--- START OF Supplied material ---

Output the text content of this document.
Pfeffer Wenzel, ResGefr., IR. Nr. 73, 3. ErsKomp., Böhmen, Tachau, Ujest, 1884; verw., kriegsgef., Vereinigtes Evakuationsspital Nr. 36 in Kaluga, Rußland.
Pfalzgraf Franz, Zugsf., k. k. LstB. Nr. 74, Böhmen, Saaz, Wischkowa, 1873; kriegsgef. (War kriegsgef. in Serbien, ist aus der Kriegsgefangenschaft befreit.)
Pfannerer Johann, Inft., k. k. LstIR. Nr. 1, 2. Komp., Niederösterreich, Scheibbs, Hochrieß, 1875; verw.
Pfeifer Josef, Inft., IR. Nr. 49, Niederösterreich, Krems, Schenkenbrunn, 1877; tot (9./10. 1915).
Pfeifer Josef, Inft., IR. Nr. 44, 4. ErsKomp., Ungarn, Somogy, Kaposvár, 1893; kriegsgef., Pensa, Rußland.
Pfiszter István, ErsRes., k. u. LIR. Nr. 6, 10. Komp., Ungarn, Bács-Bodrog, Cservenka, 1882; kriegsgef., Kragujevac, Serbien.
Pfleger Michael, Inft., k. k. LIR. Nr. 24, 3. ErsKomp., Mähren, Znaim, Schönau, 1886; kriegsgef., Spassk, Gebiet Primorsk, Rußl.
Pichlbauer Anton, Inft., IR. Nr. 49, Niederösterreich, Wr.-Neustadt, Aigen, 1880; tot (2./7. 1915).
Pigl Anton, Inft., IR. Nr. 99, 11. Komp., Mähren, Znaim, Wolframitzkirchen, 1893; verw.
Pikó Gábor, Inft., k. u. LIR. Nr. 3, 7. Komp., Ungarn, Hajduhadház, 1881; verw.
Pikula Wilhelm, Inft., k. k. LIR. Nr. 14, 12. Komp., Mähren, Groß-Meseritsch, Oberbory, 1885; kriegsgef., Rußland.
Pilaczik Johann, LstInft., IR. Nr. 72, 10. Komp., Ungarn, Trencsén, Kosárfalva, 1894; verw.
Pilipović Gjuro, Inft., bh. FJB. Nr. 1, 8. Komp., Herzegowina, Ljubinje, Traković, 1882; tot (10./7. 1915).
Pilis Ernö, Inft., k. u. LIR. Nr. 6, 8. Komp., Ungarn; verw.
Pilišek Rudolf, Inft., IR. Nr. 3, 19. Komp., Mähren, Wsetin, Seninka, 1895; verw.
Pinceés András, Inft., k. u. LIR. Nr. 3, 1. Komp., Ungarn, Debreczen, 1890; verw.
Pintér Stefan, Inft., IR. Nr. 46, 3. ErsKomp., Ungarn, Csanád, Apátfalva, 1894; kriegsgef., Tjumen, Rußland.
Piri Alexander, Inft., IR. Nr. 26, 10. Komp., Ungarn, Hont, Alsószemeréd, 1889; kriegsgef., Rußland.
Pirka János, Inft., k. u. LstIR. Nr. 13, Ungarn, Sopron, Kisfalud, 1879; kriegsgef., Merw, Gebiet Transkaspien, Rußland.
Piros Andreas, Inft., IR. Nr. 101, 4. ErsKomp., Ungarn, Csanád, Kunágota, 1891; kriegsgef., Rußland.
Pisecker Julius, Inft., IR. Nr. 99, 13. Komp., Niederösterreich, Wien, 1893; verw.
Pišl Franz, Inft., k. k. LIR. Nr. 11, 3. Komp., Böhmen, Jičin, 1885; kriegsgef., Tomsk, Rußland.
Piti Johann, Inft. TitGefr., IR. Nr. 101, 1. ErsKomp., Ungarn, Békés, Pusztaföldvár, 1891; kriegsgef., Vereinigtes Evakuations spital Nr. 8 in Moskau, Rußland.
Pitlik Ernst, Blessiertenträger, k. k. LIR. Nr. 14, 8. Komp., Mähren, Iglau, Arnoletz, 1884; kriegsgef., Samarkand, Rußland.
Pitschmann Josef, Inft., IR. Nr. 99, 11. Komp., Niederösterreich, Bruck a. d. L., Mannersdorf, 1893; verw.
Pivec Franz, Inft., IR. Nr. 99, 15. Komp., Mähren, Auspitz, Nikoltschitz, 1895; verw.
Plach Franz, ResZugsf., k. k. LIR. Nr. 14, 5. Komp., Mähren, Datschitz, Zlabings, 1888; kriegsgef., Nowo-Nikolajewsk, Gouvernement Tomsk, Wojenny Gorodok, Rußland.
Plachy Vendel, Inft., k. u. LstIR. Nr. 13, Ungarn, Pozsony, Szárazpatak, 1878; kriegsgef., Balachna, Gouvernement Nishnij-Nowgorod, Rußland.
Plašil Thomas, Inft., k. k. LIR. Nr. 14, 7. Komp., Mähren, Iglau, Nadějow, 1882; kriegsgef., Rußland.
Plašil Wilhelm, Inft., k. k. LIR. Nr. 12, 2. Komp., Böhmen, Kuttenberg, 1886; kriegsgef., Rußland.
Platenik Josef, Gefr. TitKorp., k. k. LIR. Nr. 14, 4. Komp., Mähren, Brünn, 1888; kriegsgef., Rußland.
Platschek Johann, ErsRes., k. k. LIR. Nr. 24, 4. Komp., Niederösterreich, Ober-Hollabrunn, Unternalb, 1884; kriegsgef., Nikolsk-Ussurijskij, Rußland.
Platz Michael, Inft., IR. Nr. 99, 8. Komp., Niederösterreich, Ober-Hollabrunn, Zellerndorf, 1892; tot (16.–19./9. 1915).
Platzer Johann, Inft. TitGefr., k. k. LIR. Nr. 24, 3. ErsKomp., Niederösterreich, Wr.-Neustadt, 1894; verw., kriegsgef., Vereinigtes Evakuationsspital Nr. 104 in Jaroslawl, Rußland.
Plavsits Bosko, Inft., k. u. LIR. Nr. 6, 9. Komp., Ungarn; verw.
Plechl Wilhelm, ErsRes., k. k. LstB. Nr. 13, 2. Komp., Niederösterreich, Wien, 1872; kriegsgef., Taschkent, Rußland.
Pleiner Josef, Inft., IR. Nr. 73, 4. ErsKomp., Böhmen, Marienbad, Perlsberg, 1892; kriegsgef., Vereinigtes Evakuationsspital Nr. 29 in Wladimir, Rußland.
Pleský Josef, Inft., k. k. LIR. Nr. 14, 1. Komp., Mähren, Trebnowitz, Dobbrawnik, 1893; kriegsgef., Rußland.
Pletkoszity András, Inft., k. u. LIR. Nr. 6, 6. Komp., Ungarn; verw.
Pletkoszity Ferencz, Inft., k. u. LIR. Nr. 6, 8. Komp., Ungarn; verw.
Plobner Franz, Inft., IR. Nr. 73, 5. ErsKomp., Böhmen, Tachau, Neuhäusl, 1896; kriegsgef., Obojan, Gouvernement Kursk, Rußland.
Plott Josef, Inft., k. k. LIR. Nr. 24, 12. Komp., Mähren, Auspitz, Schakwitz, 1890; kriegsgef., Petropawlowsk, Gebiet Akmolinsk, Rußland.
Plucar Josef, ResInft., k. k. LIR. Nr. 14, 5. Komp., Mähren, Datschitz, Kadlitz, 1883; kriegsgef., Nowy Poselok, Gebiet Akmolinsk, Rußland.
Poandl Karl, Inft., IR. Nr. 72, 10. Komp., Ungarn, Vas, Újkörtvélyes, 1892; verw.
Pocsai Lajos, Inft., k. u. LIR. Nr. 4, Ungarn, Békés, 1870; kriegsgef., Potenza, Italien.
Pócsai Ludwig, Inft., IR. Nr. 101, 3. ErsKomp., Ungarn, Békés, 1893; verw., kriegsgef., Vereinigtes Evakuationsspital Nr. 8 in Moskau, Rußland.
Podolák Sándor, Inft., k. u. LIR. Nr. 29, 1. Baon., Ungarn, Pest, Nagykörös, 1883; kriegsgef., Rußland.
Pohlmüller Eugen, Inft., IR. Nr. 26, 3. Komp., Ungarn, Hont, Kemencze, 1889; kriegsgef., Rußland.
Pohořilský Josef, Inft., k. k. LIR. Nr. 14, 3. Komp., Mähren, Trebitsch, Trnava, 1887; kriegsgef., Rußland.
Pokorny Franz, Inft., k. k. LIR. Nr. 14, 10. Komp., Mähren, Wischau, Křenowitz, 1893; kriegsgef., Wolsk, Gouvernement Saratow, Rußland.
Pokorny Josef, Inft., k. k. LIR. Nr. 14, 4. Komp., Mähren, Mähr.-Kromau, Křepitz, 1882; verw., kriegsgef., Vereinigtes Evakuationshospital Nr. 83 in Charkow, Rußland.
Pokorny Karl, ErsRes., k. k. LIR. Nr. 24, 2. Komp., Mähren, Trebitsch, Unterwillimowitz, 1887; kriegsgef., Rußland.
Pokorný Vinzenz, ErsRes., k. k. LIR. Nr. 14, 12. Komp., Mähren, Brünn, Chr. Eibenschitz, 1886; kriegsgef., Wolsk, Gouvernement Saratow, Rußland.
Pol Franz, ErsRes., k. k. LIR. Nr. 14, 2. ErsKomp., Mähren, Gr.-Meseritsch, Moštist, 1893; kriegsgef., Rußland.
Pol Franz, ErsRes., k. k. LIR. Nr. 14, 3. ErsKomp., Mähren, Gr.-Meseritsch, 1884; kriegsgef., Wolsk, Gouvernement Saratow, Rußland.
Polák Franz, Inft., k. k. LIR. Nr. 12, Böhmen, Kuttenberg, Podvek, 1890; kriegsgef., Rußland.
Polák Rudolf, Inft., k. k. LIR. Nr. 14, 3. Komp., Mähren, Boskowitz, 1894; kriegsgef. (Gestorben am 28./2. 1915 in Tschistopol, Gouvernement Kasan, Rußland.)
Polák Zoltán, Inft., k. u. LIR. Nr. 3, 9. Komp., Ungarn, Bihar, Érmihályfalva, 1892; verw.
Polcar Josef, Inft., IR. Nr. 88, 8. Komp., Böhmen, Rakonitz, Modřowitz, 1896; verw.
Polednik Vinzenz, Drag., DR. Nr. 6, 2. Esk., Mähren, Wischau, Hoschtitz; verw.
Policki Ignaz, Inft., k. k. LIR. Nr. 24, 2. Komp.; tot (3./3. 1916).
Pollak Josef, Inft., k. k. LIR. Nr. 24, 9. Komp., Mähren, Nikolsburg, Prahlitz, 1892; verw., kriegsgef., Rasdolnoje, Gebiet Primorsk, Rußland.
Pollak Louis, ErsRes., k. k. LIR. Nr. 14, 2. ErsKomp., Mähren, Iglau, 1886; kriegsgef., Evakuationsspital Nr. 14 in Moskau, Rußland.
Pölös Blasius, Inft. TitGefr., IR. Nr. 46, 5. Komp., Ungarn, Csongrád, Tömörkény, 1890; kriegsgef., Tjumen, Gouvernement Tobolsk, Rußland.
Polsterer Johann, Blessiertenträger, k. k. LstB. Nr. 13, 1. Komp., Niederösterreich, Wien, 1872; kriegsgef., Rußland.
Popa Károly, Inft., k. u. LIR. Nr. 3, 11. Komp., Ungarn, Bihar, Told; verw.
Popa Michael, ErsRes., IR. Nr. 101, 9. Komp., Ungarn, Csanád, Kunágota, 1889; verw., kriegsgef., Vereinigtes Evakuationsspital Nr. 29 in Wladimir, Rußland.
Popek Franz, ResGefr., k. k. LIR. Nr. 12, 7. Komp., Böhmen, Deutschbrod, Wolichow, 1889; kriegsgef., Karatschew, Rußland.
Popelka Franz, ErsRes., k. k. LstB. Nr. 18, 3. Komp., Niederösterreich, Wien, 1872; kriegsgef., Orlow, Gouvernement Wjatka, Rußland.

--- END OF Supplied material ---

- _Given problem_:
Using the listing above, locate the lines that hold "Meseritsch" and copy each one.

- _Answer to this problem_:
Pikula Wilhelm, Inft., k. k. LIR. Nr. 14, 12. Komp., Mähren, Groß-Meseritsch, Oberbory, 1885; kriegsgef., Rußland.
Pol Franz, ErsRes., k. k. LIR. Nr. 14, 2. ErsKomp., Mähren, Gr.-Meseritsch, Moštist, 1893; kriegsgef., Rußland.
Pol Franz, ErsRes., k. k. LIR. Nr. 14, 3. ErsKomp., Mähren, Gr.-Meseritsch, 1884; kriegsgef., Wolsk, Gouvernement Saratow, Rußland.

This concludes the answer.